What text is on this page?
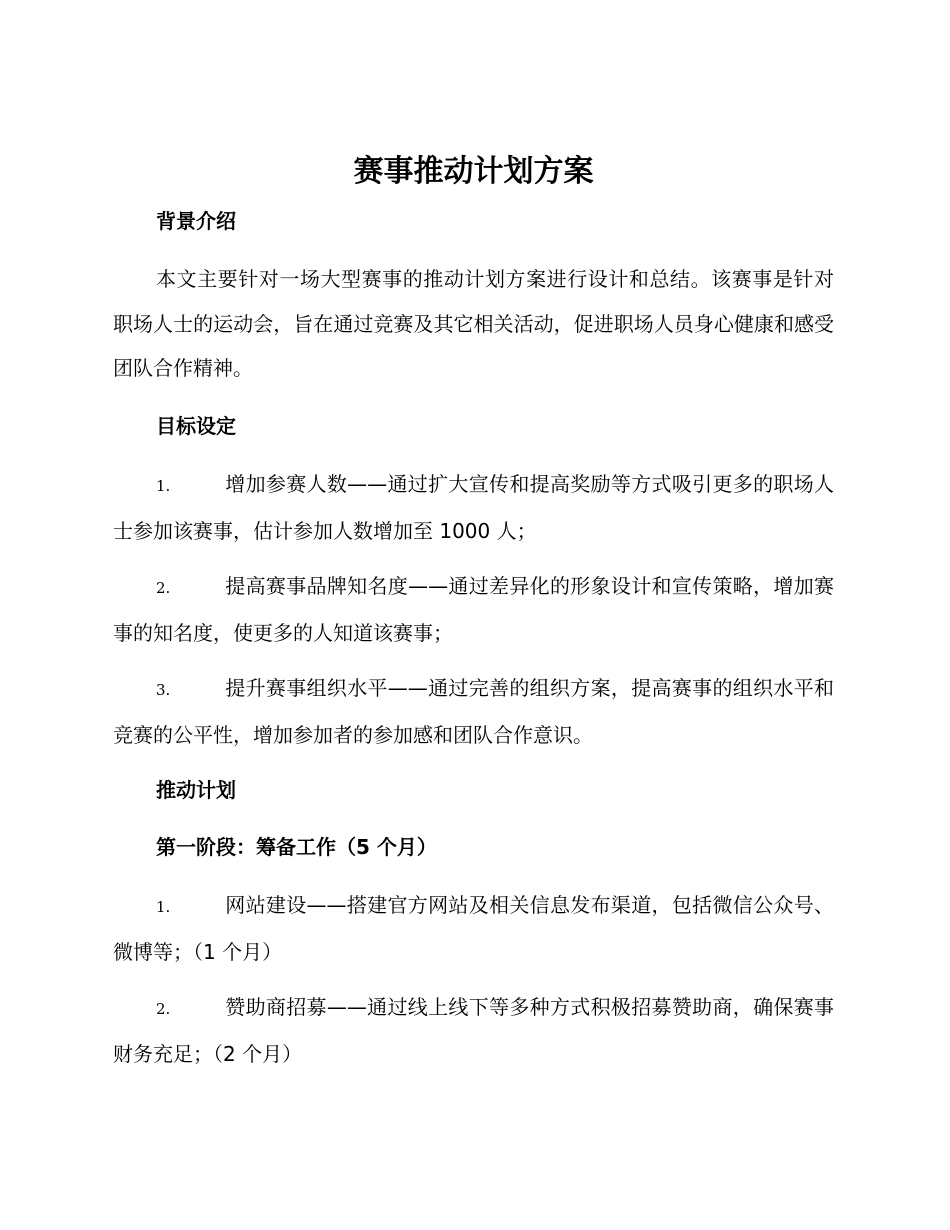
赛事推动计划方案
背景介绍

本文主要针对一场大型赛事的推动计划方案进行设计和总结。该赛事是针对职场人士的运动会，旨在通过竞赛及其它相关活动，促进职场人员身心健康和感受团队合作精神。

目标设定

1.	增加参赛人数——通过扩大宣传和提高奖励等方式吸引更多的职场人士参加该赛事，估计参加人数增加至 1000 人；

2.	提高赛事品牌知名度——通过差异化的形象设计和宣传策略，增加赛事的知名度，使更多的人知道该赛事；

3.	提升赛事组织水平——通过完善的组织方案，提高赛事的组织水平和竞赛的公平性，增加参加者的参加感和团队合作意识。

推动计划
第一阶段：筹备工作（5 个月）

1.	网站建设——搭建官方网站及相关信息发布渠道，包括微信公众号、微博等；（1 个月）

2.	赞助商招募——通过线上线下等多种方式积极招募赞助商，确保赛事财务充足；（2 个月）
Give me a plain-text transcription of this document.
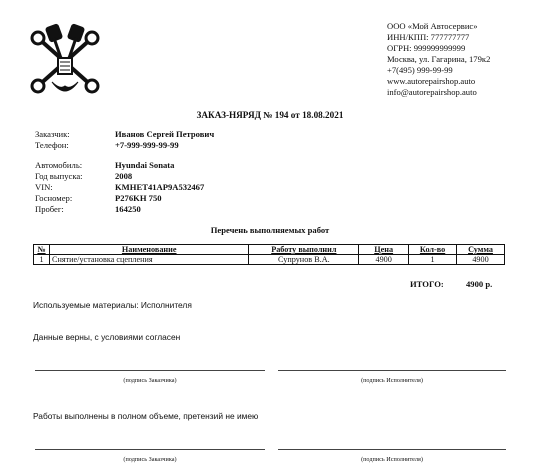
ООО «Мой Автосервис»
ИНН/КПП: 777777777
ОГРН: 999999999999
Москва, ул. Гагарина, 179к2
+7(495) 999-99-99
www.autorepairshop.auto
info@autorepairshop.auto
ЗАКАЗ-НЯРЯД № 194 от 18.08.2021
Заказчик:	Иванов Сергей Петрович
Телефон:	+7-999-999-99-99
Автомобиль:	Hyundai Sonata
Год выпуска:	2008
VIN:	KMHET41AP9A532467
Госномер:	P276KH 750
Пробег:	164250
Перечень выполняемых работ
№	Наименование	Работу выполнил	Цена	Кол-во	Сумма
1	Снятие/установка сцепления	Супрунов В.А.	4900	1	4900
ИТОГО:	4900 р.
Используемые материалы: Исполнителя
Данные верны, с условиями согласен
(подпись Заказчика)	(подпись Исполнителя)
Работы выполнены в полном объеме, претензий не имею
(подпись Заказчика)	(подпись Исполнителя)
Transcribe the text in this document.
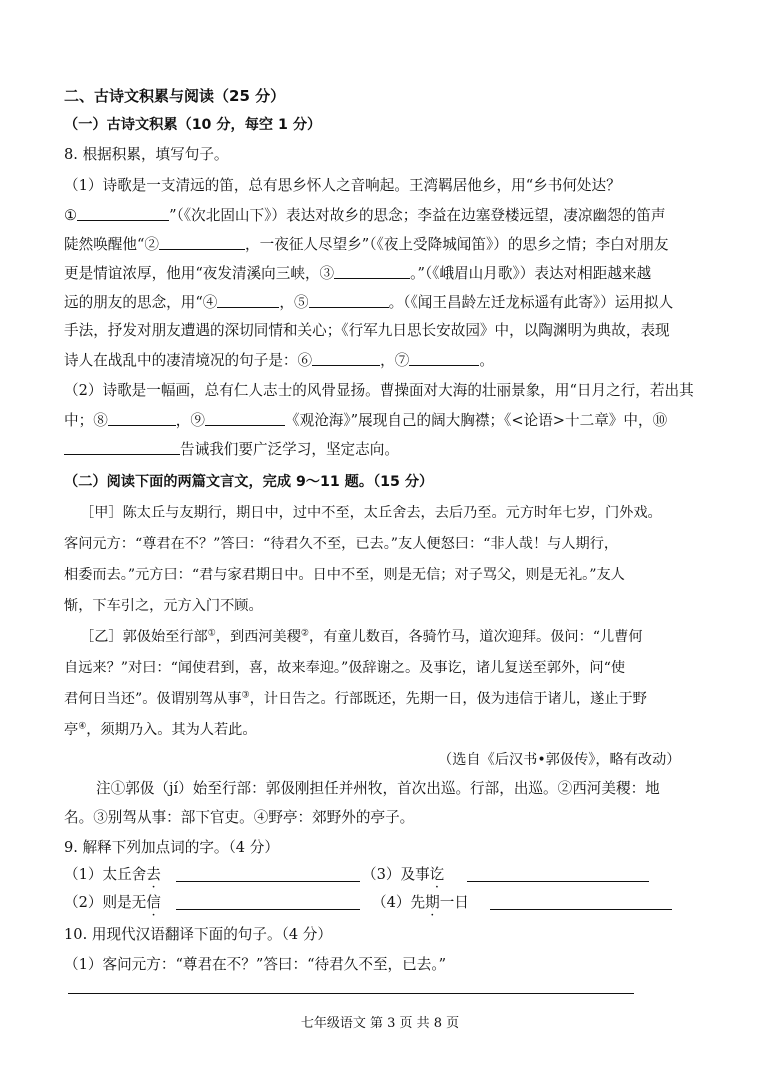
二、古诗文积累与阅读（25 分）
（一）古诗文积累（10 分，每空 1 分）
8. 根据积累，填写句子。
（1）诗歌是一支清远的笛，总有思乡怀人之音响起。王湾羁居他乡，用“乡书何处达？
①	”（《次北固山下》）表达对故乡的思念；李益在边塞登楼远望，凄凉幽怨的笛声
陡然唤醒他“②	，一夜征人尽望乡”（《夜上受降城闻笛》）的思乡之情；李白对朋友
更是情谊浓厚，他用“夜发清溪向三峡，③	。”（《峨眉山月歌》）表达对相距越来越
远的朋友的思念，用“④	，⑤	。（《闻王昌龄左迁龙标遥有此寄》）运用拟人
手法，抒发对朋友遭遇的深切同情和关心；《行军九日思长安故园》中，以陶渊明为典故，表现
诗人在战乱中的凄清境况的句子是：⑥	，⑦	。
（2）诗歌是一幅画，总有仁人志士的风骨显扬。曹操面对大海的壮丽景象，用“日月之行，若出其
中；⑧	，⑨	《观沧海》”展现自己的阔大胸襟；《<论语>十二章》中，⑩
告诫我们要广泛学习，坚定志向。
（二）阅读下面的两篇文言文，完成 9～11 题。（15 分）
［甲］陈太丘与友期行，期日中，过中不至，太丘舍去，去后乃至。元方时年七岁，门外戏。
客问元方：“尊君在不？”答曰：“待君久不至，已去。”友人便怒曰：“非人哉！与人期行，
相委而去。”元方曰：“君与家君期日中。日中不至，则是无信；对子骂父，则是无礼。”友人
惭，下车引之，元方入门不顾。
［乙］郭伋始至行部①，到西河美稷②，有童儿数百，各骑竹马，道次迎拜。伋问：“儿曹何
自远来？”对曰：“闻使君到，喜，故来奉迎。”伋辞谢之。及事讫，诸儿复送至郭外，问“使
君何日当还”。伋谓别驾从事③，计日告之。行部既还，先期一日，伋为违信于诸儿，遂止于野
亭④，须期乃入。其为人若此。
（选自《后汉书•郭伋传》，略有改动）
注①郭伋（jí）始至行部：郭伋刚担任并州牧，首次出巡。行部，出巡。②西河美稷：地
名。③别驾从事：部下官吏。④野亭：郊野外的亭子。
9. 解释下列加点词的字。（4 分）
（1）太丘舍去	（3）及事讫
（2）则是无信	（4）先期一日
10. 用现代汉语翻译下面的句子。（4 分）
（1）客问元方：“尊君在不？”答曰：“待君久不至，已去。”
七年级语文 第 3 页 共 8 页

• Exercise details: Pictures are not part of the copy; output everything else in the records exactly.

• Exercise solution:
What text is on this page?
赛事推动计划方案
背景介绍

本文主要针对一场大型赛事的推动计划方案进行设计和总结。该赛事是针对职场人士的运动会，旨在通过竞赛及其它相关活动，促进职场人员身心健康和感受团队合作精神。

目标设定

1.	增加参赛人数——通过扩大宣传和提高奖励等方式吸引更多的职场人士参加该赛事，估计参加人数增加至 1000 人；

2.	提高赛事品牌知名度——通过差异化的形象设计和宣传策略，增加赛事的知名度，使更多的人知道该赛事；

3.	提升赛事组织水平——通过完善的组织方案，提高赛事的组织水平和竞赛的公平性，增加参加者的参加感和团队合作意识。

推动计划
第一阶段：筹备工作（5 个月）

1.	网站建设——搭建官方网站及相关信息发布渠道，包括微信公众号、微博等；（1 个月）

2.	赞助商招募——通过线上线下等多种方式积极招募赞助商，确保赛事财务充足；（2 个月）
Give me a plain-text transcription of this document.
ООО «Мой Автосервис»
ИНН/КПП: 777777777
ОГРН: 999999999999
Москва, ул. Гагарина, 179к2
+7(495) 999-99-99
www.autorepairshop.auto
info@autorepairshop.auto
ЗАКАЗ-НЯРЯД № 194 от 18.08.2021
Заказчик:	Иванов Сергей Петрович
Телефон:	+7-999-999-99-99
Автомобиль:	Hyundai Sonata
Год выпуска:	2008
VIN:	KMHET41AP9A532467
Госномер:	P276KH 750
Пробег:	164250
Перечень выполняемых работ
№	Наименование	Работу выполнил	Цена	Кол-во	Сумма
1	Снятие/установка сцепления	Супрунов В.А.	4900	1	4900
ИТОГО:	4900 р.
Используемые материалы: Исполнителя
Данные верны, с условиями согласен
(подпись Заказчика)	(подпись Исполнителя)
Работы выполнены в полном объеме, претензий не имею
(подпись Заказчика)	(подпись Исполнителя)
Transcribe the text in this document.
二、古诗文积累与阅读（25 分）
（一）古诗文积累（10 分，每空 1 分）
8. 根据积累，填写句子。
（1）诗歌是一支清远的笛，总有思乡怀人之音响起。王湾羁居他乡，用“乡书何处达？
①	”（《次北固山下》）表达对故乡的思念；李益在边塞登楼远望，凄凉幽怨的笛声
陡然唤醒他“②	，一夜征人尽望乡”（《夜上受降城闻笛》）的思乡之情；李白对朋友
更是情谊浓厚，他用“夜发清溪向三峡，③	。”（《峨眉山月歌》）表达对相距越来越
远的朋友的思念，用“④	，⑤	。（《闻王昌龄左迁龙标遥有此寄》）运用拟人
手法，抒发对朋友遭遇的深切同情和关心；《行军九日思长安故园》中，以陶渊明为典故，表现
诗人在战乱中的凄清境况的句子是：⑥	，⑦	。
（2）诗歌是一幅画，总有仁人志士的风骨显扬。曹操面对大海的壮丽景象，用“日月之行，若出其
中；⑧	，⑨	《观沧海》”展现自己的阔大胸襟；《<论语>十二章》中，⑩
告诫我们要广泛学习，坚定志向。
（二）阅读下面的两篇文言文，完成 9～11 题。（15 分）
［甲］陈太丘与友期行，期日中，过中不至，太丘舍去，去后乃至。元方时年七岁，门外戏。
客问元方：“尊君在不？”答曰：“待君久不至，已去。”友人便怒曰：“非人哉！与人期行，
相委而去。”元方曰：“君与家君期日中。日中不至，则是无信；对子骂父，则是无礼。”友人
惭，下车引之，元方入门不顾。
［乙］郭伋始至行部①，到西河美稷②，有童儿数百，各骑竹马，道次迎拜。伋问：“儿曹何
自远来？”对曰：“闻使君到，喜，故来奉迎。”伋辞谢之。及事讫，诸儿复送至郭外，问“使
君何日当还”。伋谓别驾从事③，计日告之。行部既还，先期一日，伋为违信于诸儿，遂止于野
亭④，须期乃入。其为人若此。
（选自《后汉书•郭伋传》，略有改动）
注①郭伋（jí）始至行部：郭伋刚担任并州牧，首次出巡。行部，出巡。②西河美稷：地
名。③别驾从事：部下官吏。④野亭：郊野外的亭子。
9. 解释下列加点词的字。（4 分）
（1）太丘舍去	（3）及事讫
（2）则是无信	（4）先期一日
10. 用现代汉语翻译下面的句子。（4 分）
（1）客问元方：“尊君在不？”答曰：“待君久不至，已去。”
七年级语文 第 3 页 共 8 页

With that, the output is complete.